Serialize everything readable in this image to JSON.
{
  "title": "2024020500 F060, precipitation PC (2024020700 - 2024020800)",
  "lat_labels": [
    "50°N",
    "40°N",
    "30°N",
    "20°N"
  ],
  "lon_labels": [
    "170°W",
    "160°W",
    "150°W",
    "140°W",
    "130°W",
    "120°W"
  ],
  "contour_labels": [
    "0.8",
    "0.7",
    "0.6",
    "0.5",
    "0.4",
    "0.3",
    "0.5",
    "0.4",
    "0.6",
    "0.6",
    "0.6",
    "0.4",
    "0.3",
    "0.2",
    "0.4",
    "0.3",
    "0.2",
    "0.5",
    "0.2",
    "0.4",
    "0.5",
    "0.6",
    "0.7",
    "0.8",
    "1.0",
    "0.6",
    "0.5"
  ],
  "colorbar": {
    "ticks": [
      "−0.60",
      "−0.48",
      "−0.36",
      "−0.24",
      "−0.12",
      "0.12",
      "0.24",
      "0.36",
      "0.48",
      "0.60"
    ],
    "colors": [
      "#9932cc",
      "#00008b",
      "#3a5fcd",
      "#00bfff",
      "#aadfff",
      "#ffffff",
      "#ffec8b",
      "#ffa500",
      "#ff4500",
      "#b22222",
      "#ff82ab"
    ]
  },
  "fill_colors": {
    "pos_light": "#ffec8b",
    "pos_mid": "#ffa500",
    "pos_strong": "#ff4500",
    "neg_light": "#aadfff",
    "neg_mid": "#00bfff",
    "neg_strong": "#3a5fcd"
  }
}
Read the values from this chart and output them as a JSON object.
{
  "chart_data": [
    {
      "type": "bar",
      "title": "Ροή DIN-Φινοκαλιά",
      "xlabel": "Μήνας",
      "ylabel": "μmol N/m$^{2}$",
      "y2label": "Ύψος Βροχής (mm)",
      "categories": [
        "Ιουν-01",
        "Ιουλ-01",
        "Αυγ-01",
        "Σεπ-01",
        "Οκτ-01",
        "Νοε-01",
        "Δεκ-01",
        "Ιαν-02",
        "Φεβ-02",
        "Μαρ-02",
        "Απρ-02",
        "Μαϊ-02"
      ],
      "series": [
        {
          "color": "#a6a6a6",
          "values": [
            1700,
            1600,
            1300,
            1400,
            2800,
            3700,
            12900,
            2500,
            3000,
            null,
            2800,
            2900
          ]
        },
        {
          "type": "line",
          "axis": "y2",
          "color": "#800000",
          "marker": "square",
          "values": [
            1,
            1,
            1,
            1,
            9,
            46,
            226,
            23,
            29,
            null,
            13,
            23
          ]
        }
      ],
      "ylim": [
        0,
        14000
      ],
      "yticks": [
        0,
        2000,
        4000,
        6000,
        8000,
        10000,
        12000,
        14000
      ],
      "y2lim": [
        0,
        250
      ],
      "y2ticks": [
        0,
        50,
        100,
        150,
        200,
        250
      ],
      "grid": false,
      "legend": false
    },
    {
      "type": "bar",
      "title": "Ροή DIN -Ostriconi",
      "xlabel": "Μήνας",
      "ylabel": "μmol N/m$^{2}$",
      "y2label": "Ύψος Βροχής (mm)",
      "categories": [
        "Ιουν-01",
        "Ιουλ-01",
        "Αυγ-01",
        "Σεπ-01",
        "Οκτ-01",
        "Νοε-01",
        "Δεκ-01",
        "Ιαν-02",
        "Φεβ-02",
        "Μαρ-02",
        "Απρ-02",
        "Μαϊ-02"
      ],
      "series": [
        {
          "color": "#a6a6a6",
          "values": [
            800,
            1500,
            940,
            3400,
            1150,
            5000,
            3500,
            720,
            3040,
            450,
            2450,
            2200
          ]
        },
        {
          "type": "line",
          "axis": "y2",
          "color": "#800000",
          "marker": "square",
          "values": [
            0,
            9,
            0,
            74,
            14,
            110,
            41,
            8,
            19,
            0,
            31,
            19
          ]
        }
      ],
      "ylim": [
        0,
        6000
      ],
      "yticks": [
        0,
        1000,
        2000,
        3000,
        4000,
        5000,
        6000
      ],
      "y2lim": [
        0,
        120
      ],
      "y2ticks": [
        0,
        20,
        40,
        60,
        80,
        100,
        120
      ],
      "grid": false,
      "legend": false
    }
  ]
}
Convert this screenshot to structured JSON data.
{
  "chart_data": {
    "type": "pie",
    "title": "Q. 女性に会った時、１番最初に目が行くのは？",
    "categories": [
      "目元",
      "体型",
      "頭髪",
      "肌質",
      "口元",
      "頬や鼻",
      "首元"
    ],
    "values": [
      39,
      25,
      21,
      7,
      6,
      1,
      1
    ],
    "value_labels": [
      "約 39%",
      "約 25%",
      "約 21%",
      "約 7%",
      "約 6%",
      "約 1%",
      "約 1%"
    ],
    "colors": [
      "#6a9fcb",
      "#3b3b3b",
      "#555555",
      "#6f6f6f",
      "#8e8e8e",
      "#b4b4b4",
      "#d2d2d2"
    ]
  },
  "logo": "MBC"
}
━━━
Task →
Using the data above, reproduce every line exactly.

The solution →
Serialize everything readable in this image to JSON.
{
  "title": "2024020500 F060, precipitation PC (2024020700 - 2024020800)",
  "lat_labels": [
    "50°N",
    "40°N",
    "30°N",
    "20°N"
  ],
  "lon_labels": [
    "170°W",
    "160°W",
    "150°W",
    "140°W",
    "130°W",
    "120°W"
  ],
  "contour_labels": [
    "0.8",
    "0.7",
    "0.6",
    "0.5",
    "0.4",
    "0.3",
    "0.5",
    "0.4",
    "0.6",
    "0.6",
    "0.6",
    "0.4",
    "0.3",
    "0.2",
    "0.4",
    "0.3",
    "0.2",
    "0.5",
    "0.2",
    "0.4",
    "0.5",
    "0.6",
    "0.7",
    "0.8",
    "1.0",
    "0.6",
    "0.5"
  ],
  "colorbar": {
    "ticks": [
      "−0.60",
      "−0.48",
      "−0.36",
      "−0.24",
      "−0.12",
      "0.12",
      "0.24",
      "0.36",
      "0.48",
      "0.60"
    ],
    "colors": [
      "#9932cc",
      "#00008b",
      "#3a5fcd",
      "#00bfff",
      "#aadfff",
      "#ffffff",
      "#ffec8b",
      "#ffa500",
      "#ff4500",
      "#b22222",
      "#ff82ab"
    ]
  },
  "fill_colors": {
    "pos_light": "#ffec8b",
    "pos_mid": "#ffa500",
    "pos_strong": "#ff4500",
    "neg_light": "#aadfff",
    "neg_mid": "#00bfff",
    "neg_strong": "#3a5fcd"
  }
}
Read the values from this chart and output them as a JSON object.
{
  "chart_data": [
    {
      "type": "bar",
      "title": "Ροή DIN-Φινοκαλιά",
      "xlabel": "Μήνας",
      "ylabel": "μmol N/m$^{2}$",
      "y2label": "Ύψος Βροχής (mm)",
      "categories": [
        "Ιουν-01",
        "Ιουλ-01",
        "Αυγ-01",
        "Σεπ-01",
        "Οκτ-01",
        "Νοε-01",
        "Δεκ-01",
        "Ιαν-02",
        "Φεβ-02",
        "Μαρ-02",
        "Απρ-02",
        "Μαϊ-02"
      ],
      "series": [
        {
          "color": "#a6a6a6",
          "values": [
            1700,
            1600,
            1300,
            1400,
            2800,
            3700,
            12900,
            2500,
            3000,
            null,
            2800,
            2900
          ]
        },
        {
          "type": "line",
          "axis": "y2",
          "color": "#800000",
          "marker": "square",
          "values": [
            1,
            1,
            1,
            1,
            9,
            46,
            226,
            23,
            29,
            null,
            13,
            23
          ]
        }
      ],
      "ylim": [
        0,
        14000
      ],
      "yticks": [
        0,
        2000,
        4000,
        6000,
        8000,
        10000,
        12000,
        14000
      ],
      "y2lim": [
        0,
        250
      ],
      "y2ticks": [
        0,
        50,
        100,
        150,
        200,
        250
      ],
      "grid": false,
      "legend": false
    },
    {
      "type": "bar",
      "title": "Ροή DIN -Ostriconi",
      "xlabel": "Μήνας",
      "ylabel": "μmol N/m$^{2}$",
      "y2label": "Ύψος Βροχής (mm)",
      "categories": [
        "Ιουν-01",
        "Ιουλ-01",
        "Αυγ-01",
        "Σεπ-01",
        "Οκτ-01",
        "Νοε-01",
        "Δεκ-01",
        "Ιαν-02",
        "Φεβ-02",
        "Μαρ-02",
        "Απρ-02",
        "Μαϊ-02"
      ],
      "series": [
        {
          "color": "#a6a6a6",
          "values": [
            800,
            1500,
            940,
            3400,
            1150,
            5000,
            3500,
            720,
            3040,
            450,
            2450,
            2200
          ]
        },
        {
          "type": "line",
          "axis": "y2",
          "color": "#800000",
          "marker": "square",
          "values": [
            0,
            9,
            0,
            74,
            14,
            110,
            41,
            8,
            19,
            0,
            31,
            19
          ]
        }
      ],
      "ylim": [
        0,
        6000
      ],
      "yticks": [
        0,
        1000,
        2000,
        3000,
        4000,
        5000,
        6000
      ],
      "y2lim": [
        0,
        120
      ],
      "y2ticks": [
        0,
        20,
        40,
        60,
        80,
        100,
        120
      ],
      "grid": false,
      "legend": false
    }
  ]
}
Convert this screenshot to structured JSON data.
{
  "chart_data": {
    "type": "pie",
    "title": "Q. 女性に会った時、１番最初に目が行くのは？",
    "categories": [
      "目元",
      "体型",
      "頭髪",
      "肌質",
      "口元",
      "頬や鼻",
      "首元"
    ],
    "values": [
      39,
      25,
      21,
      7,
      6,
      1,
      1
    ],
    "value_labels": [
      "約 39%",
      "約 25%",
      "約 21%",
      "約 7%",
      "約 6%",
      "約 1%",
      "約 1%"
    ],
    "colors": [
      "#6a9fcb",
      "#3b3b3b",
      "#555555",
      "#6f6f6f",
      "#8e8e8e",
      "#b4b4b4",
      "#d2d2d2"
    ]
  },
  "logo": "MBC"
}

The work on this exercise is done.